- WHAT THE TASK ASKS -
Count only the lines of the records that hold "title", then give the number without any other words.

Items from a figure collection

— Begin —

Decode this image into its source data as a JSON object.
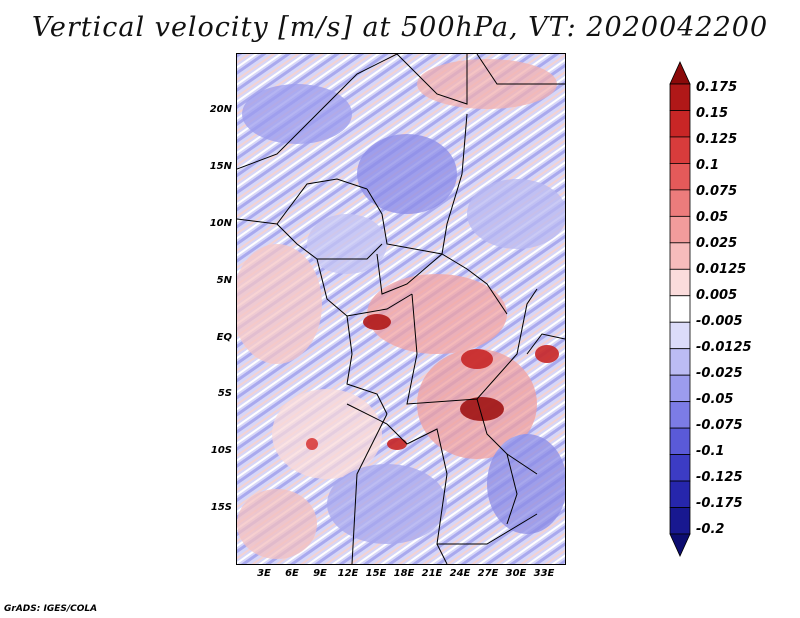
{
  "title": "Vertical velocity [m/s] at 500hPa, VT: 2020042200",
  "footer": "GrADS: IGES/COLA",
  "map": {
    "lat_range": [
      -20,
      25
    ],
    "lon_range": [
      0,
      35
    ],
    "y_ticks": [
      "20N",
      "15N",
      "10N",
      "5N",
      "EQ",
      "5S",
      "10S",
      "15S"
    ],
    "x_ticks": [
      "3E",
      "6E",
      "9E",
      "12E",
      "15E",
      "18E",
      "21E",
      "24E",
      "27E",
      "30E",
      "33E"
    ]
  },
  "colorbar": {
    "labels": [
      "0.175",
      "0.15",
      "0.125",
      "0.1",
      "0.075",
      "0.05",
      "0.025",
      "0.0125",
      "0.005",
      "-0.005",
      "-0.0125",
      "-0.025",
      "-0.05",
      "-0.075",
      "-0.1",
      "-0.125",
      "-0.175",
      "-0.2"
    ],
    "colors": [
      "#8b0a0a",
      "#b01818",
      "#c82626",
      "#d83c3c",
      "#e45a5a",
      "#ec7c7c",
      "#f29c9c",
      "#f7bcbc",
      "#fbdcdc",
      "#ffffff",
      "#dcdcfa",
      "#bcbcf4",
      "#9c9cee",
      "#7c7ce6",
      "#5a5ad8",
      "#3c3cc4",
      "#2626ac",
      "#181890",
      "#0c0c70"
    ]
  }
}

— End —
— Begin —

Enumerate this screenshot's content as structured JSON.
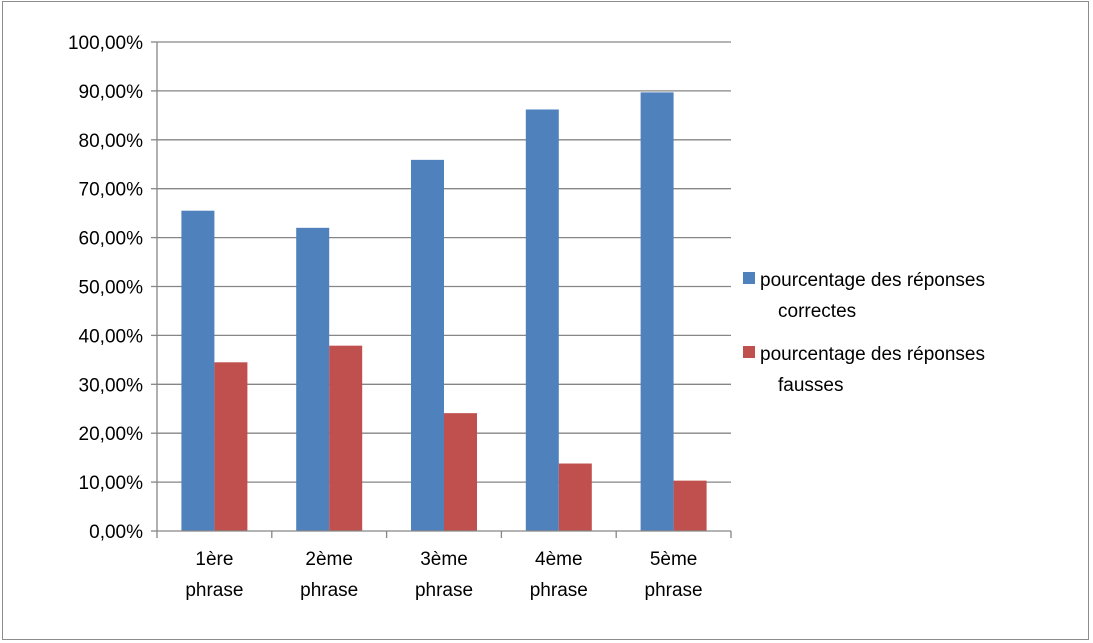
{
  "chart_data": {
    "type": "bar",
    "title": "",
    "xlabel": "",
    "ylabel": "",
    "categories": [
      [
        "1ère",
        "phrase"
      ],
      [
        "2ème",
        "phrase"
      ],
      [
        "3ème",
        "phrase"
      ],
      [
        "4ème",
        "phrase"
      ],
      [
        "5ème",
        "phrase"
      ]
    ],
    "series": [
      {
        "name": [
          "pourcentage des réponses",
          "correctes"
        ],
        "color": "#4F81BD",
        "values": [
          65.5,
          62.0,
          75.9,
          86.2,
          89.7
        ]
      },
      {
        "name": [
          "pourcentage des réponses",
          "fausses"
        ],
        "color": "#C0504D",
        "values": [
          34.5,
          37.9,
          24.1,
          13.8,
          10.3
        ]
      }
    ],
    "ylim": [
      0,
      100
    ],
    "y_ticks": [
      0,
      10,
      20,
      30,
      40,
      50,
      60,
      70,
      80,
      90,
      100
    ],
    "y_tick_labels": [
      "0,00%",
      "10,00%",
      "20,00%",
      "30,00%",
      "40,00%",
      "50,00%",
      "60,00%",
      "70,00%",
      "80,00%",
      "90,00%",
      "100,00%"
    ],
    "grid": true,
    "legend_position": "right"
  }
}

— End —
— Begin —

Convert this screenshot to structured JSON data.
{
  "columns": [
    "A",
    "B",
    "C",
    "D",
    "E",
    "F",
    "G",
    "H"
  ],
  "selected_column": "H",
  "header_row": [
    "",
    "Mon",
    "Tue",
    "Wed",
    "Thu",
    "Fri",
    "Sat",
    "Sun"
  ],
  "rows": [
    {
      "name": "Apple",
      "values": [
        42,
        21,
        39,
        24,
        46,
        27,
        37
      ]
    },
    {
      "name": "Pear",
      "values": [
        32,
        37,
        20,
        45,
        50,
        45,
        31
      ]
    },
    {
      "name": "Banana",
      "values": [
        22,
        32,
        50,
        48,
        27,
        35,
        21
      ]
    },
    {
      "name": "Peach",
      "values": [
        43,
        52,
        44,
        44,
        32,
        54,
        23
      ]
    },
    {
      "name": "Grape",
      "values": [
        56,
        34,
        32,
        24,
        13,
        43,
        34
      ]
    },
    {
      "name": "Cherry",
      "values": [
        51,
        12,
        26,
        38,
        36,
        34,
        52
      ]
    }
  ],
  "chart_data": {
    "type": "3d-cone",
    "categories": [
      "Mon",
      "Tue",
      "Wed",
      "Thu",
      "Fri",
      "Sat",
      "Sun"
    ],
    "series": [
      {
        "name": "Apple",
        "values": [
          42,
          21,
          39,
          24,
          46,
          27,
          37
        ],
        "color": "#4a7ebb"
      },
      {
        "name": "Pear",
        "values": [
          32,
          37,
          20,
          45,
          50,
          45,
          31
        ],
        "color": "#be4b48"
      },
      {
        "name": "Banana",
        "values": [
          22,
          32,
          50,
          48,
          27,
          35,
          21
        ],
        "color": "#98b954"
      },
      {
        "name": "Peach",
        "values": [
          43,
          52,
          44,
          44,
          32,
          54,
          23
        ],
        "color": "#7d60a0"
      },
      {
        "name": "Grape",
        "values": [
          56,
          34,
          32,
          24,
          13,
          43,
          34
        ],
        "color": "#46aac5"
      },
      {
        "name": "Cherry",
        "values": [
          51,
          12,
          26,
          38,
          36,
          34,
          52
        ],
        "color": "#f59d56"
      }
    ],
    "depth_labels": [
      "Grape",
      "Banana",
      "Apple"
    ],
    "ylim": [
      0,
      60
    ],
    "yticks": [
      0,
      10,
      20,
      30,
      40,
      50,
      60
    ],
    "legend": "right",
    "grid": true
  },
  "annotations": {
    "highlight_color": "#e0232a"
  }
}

— End —

- FINISHED ANSWER -
2